▸ Goal: Restate the data exactly as given and keep the pictures out.
== == ==
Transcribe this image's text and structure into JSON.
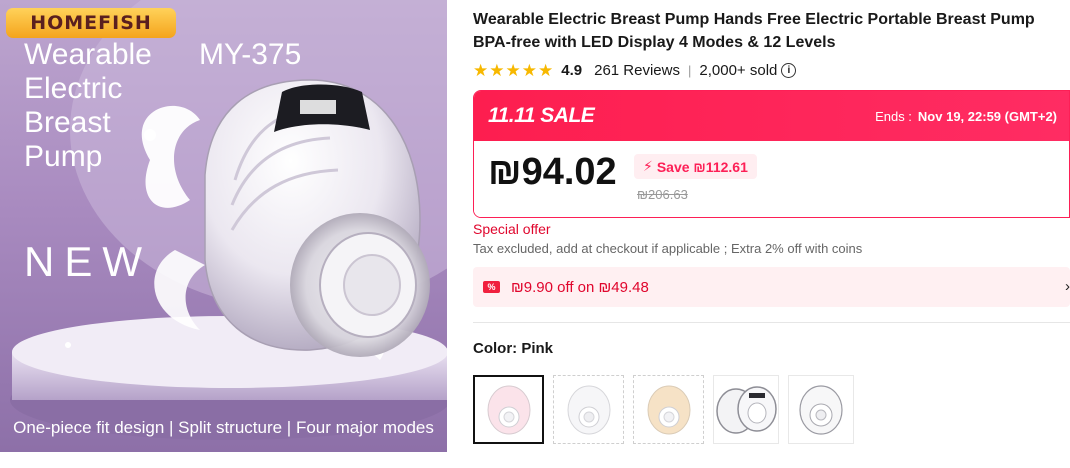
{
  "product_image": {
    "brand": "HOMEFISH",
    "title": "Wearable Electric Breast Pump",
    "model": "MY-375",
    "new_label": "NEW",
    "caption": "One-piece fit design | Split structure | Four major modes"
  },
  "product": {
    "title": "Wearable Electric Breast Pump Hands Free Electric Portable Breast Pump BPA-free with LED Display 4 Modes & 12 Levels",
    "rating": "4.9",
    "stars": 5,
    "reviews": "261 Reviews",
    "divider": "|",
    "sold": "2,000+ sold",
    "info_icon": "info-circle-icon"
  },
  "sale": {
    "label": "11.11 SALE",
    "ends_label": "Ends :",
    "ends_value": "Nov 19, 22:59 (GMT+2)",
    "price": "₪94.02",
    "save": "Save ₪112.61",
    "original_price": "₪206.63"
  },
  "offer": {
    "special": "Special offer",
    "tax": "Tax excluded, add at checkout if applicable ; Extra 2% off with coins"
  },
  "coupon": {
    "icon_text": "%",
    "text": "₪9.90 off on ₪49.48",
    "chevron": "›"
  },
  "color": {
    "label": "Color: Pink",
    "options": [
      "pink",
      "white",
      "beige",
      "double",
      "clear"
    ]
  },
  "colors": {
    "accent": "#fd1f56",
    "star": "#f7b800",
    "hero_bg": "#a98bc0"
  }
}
== == ==
▸ Solved problem:
Transcribe this image's text and structure into JSON.
{
  "product_image": {
    "brand": "HOMEFISH",
    "title": "Wearable Electric Breast Pump",
    "model": "MY-375",
    "new_label": "NEW",
    "caption": "One-piece fit design | Split structure | Four major modes"
  },
  "product": {
    "title": "Wearable Electric Breast Pump Hands Free Electric Portable Breast Pump BPA-free with LED Display 4 Modes & 12 Levels",
    "rating": "4.9",
    "stars": 5,
    "reviews": "261 Reviews",
    "divider": "|",
    "sold": "2,000+ sold",
    "info_icon": "info-circle-icon"
  },
  "sale": {
    "label": "11.11 SALE",
    "ends_label": "Ends :",
    "ends_value": "Nov 19, 22:59 (GMT+2)",
    "price": "₪94.02",
    "save": "Save ₪112.61",
    "original_price": "₪206.63"
  },
  "offer": {
    "special": "Special offer",
    "tax": "Tax excluded, add at checkout if applicable ; Extra 2% off with coins"
  },
  "coupon": {
    "icon_text": "%",
    "text": "₪9.90 off on ₪49.48",
    "chevron": "›"
  },
  "color": {
    "label": "Color: Pink",
    "options": [
      "pink",
      "white",
      "beige",
      "double",
      "clear"
    ]
  },
  "colors": {
    "accent": "#fd1f56",
    "star": "#f7b800",
    "hero_bg": "#a98bc0"
  }
}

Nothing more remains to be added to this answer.